■ **Exercise details**: Gather all lines from the material that contain the word "this".

++++ Exercise material

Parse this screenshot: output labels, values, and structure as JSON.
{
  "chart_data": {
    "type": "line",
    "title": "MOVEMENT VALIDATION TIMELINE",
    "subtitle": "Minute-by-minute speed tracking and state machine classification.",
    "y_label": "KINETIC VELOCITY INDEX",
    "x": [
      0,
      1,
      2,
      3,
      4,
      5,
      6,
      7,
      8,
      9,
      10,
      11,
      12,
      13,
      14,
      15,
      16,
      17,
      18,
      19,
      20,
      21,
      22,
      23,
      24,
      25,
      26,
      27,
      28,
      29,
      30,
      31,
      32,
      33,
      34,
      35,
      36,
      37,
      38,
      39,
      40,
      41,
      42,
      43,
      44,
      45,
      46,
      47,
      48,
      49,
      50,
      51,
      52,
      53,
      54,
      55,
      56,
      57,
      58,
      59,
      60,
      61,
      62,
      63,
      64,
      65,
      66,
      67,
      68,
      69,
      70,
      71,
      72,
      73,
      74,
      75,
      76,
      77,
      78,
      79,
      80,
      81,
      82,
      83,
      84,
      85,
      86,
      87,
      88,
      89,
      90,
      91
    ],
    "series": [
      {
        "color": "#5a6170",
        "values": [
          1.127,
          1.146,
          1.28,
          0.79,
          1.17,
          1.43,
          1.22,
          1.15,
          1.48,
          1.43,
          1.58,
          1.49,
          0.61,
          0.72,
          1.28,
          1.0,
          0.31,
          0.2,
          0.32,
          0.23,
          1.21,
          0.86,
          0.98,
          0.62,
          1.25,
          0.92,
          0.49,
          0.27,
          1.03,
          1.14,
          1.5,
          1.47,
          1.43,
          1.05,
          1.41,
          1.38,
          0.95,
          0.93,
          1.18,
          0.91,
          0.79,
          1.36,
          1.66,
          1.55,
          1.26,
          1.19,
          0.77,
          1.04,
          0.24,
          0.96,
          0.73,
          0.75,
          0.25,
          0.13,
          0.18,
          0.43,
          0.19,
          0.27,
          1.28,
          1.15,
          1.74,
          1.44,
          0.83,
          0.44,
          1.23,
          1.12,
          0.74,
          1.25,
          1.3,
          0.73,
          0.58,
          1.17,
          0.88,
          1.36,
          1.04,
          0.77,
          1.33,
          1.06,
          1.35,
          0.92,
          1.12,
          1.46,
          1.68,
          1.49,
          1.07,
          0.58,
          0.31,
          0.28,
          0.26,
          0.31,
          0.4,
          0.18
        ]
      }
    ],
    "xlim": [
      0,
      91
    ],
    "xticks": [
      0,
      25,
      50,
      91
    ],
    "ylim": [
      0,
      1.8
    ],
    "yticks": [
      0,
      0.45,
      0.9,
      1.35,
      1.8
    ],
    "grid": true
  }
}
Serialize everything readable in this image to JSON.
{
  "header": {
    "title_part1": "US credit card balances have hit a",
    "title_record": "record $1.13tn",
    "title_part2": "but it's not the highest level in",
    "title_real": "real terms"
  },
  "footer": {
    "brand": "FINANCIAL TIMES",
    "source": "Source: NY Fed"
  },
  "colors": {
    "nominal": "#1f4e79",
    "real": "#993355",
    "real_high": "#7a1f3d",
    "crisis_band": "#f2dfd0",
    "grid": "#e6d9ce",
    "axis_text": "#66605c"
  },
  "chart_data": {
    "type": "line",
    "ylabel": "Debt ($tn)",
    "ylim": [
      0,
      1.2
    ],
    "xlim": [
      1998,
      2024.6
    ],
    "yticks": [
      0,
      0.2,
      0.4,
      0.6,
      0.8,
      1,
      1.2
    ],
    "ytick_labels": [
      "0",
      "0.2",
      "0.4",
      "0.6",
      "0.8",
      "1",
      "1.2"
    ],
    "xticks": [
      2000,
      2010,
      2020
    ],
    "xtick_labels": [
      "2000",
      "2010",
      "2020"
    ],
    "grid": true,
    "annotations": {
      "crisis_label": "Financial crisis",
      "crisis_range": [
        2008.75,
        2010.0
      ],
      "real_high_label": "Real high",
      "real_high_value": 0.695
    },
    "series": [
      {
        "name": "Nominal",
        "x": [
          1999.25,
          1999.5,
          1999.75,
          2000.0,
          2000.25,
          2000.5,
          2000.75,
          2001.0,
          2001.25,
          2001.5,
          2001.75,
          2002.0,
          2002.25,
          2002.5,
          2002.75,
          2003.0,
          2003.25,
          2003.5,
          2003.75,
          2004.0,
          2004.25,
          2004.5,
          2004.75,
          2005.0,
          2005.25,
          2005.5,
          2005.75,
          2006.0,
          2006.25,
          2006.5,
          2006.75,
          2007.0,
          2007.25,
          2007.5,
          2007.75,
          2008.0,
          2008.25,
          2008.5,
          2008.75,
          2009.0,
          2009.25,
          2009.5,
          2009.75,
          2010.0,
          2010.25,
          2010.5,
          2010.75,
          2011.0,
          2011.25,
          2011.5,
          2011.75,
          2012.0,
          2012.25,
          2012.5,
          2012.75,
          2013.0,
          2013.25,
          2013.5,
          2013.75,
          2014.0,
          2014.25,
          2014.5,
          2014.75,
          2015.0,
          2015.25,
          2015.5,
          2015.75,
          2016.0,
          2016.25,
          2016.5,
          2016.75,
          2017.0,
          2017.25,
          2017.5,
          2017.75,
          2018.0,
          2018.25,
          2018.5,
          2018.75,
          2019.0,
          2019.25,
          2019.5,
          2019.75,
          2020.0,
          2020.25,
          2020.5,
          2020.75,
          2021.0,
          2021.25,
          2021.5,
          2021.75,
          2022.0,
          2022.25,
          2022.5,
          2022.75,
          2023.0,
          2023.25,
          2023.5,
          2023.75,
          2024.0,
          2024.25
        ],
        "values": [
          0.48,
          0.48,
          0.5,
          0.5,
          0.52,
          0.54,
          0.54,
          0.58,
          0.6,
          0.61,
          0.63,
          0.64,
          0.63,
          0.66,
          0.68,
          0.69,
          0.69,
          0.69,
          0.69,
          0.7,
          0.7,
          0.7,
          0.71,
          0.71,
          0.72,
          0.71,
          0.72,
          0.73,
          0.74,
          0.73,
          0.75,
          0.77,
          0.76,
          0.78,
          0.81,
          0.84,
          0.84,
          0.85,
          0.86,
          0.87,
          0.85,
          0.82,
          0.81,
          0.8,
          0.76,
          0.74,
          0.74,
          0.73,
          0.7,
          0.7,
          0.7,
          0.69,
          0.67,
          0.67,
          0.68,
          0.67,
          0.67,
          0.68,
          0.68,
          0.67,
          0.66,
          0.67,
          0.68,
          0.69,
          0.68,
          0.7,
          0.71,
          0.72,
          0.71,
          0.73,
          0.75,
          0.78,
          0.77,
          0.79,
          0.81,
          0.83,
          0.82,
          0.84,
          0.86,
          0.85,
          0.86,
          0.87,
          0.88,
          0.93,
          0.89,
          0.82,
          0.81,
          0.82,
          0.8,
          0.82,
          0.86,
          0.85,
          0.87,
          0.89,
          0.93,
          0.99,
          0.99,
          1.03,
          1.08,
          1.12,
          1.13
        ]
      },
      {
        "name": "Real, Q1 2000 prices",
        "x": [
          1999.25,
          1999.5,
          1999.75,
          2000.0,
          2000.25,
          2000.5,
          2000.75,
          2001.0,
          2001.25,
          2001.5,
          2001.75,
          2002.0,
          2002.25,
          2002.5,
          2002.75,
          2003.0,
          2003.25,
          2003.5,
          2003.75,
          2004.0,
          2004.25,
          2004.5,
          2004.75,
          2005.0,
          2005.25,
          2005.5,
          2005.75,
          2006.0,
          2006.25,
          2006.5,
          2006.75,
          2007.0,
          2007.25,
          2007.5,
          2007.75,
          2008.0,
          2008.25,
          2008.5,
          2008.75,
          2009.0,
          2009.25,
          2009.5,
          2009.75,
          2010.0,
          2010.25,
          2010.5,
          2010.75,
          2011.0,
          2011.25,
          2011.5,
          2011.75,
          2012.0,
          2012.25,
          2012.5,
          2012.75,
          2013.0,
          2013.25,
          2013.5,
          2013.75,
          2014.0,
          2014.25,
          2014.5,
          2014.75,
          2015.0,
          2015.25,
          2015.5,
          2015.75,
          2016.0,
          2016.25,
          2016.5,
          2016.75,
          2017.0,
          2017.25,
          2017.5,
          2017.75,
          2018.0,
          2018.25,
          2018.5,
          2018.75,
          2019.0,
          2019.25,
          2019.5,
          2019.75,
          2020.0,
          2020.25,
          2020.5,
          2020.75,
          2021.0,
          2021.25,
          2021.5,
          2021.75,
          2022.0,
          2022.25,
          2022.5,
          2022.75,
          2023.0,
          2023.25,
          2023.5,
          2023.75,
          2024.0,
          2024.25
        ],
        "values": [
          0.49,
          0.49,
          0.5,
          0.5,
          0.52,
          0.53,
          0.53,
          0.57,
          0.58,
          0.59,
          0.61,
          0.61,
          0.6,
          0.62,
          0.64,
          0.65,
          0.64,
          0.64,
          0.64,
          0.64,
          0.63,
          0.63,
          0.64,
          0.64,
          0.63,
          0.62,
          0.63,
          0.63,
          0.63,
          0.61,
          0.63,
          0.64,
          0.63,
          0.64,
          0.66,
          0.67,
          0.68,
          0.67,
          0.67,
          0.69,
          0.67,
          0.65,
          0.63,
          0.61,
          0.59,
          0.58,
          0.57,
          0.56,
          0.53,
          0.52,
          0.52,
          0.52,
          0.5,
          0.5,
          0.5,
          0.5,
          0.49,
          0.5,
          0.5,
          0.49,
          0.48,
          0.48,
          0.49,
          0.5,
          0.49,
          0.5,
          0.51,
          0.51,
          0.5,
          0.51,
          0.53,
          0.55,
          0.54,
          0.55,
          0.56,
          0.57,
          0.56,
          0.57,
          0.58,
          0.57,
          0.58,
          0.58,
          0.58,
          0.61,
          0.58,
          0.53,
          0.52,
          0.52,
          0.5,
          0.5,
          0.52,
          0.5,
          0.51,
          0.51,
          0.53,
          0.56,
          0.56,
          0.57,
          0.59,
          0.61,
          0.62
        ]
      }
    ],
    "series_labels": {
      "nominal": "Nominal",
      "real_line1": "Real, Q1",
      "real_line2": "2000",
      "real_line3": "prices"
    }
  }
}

++++++++

■ **The completed task**:
Parse this screenshot: output labels, values, and structure as JSON.
Serialize everything readable in this image to JSON.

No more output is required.